▶ Exercise
Please reproduce every line of the data below without any change, leaving out the pictures.

Region annotation records
═══

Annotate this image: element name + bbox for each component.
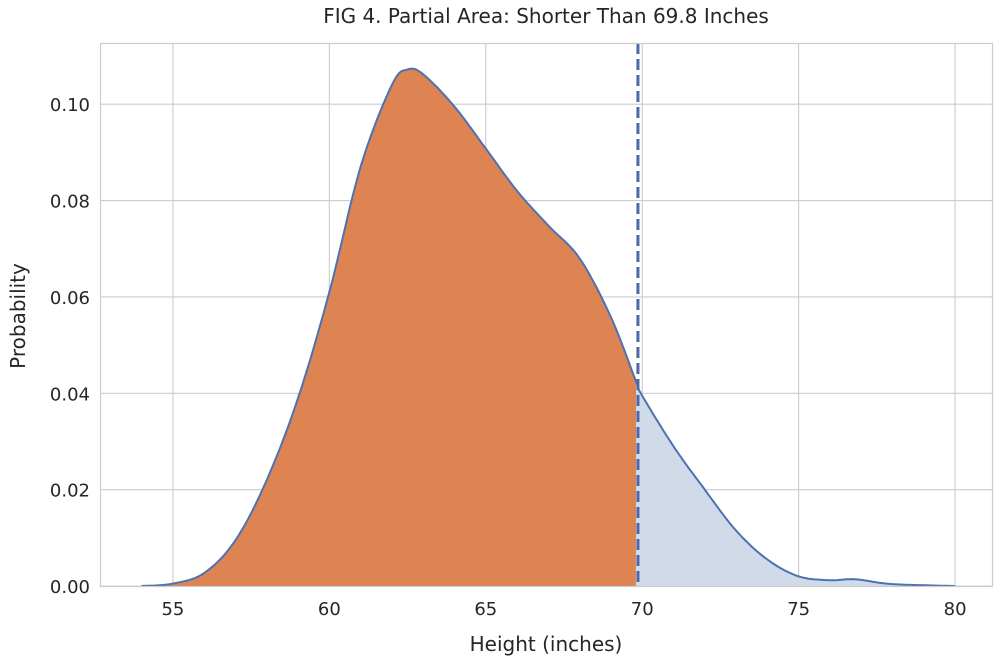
x-tick-label: 60 [318,599,341,620]
chart-title: FIG 4. Partial Area: Shorter Than 69.8 I… [323,4,769,28]
y-axis-label: Probability [6,263,30,369]
x-tick-label: 55 [161,599,184,620]
marks [141,43,956,587]
x-tick-label: 70 [631,599,654,620]
x-tick-label: 65 [474,599,497,620]
plot-frame [99,42,994,588]
y-tick-label: 0.10 [50,95,90,116]
y-tick-label: 0.00 [50,577,90,598]
ticks: 55 60 65 70 75 80 0.00 0.02 0.04 0.06 0.08 0.10 [50,95,967,620]
y-tick-label: 0.02 [50,481,90,502]
x-tick-label: 80 [944,599,967,620]
areas [141,68,956,587]
x-axis-label: Height (inches) [470,632,623,656]
area-above-threshold [635,381,956,586]
y-tick-label: 0.04 [50,384,90,405]
area-below-threshold [141,68,636,587]
y-tick-label: 0.08 [50,192,90,213]
density-curve [141,67,956,587]
x-tick-label: 75 [787,599,810,620]
y-tick-label: 0.06 [50,288,90,309]
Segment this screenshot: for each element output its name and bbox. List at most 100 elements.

═══

▶ Written answer
Annotate this image: element name + bbox for each component.
x-tick-label: 60 [318,599,341,620]
chart-title: FIG 4. Partial Area: Shorter Than 69.8 I… [323,4,769,28]
y-axis-label: Probability [6,263,30,369]
x-tick-label: 55 [161,599,184,620]
marks [141,43,956,587]
x-tick-label: 70 [631,599,654,620]
x-tick-label: 65 [474,599,497,620]
plot-frame [99,42,994,588]
y-tick-label: 0.10 [50,95,90,116]
y-tick-label: 0.00 [50,577,90,598]
ticks: 55 60 65 70 75 80 0.00 0.02 0.04 0.06 0.08 0.10 [50,95,967,620]
y-tick-label: 0.02 [50,481,90,502]
x-tick-label: 80 [944,599,967,620]
areas [141,68,956,587]
x-axis-label: Height (inches) [470,632,623,656]
area-above-threshold [635,381,956,586]
y-tick-label: 0.04 [50,384,90,405]
area-below-threshold [141,68,636,587]
y-tick-label: 0.08 [50,192,90,213]
density-curve [141,67,956,587]
x-tick-label: 75 [787,599,810,620]
y-tick-label: 0.06 [50,288,90,309]
Segment this screenshot: for each element output its name and bbox. List at most 100 elements.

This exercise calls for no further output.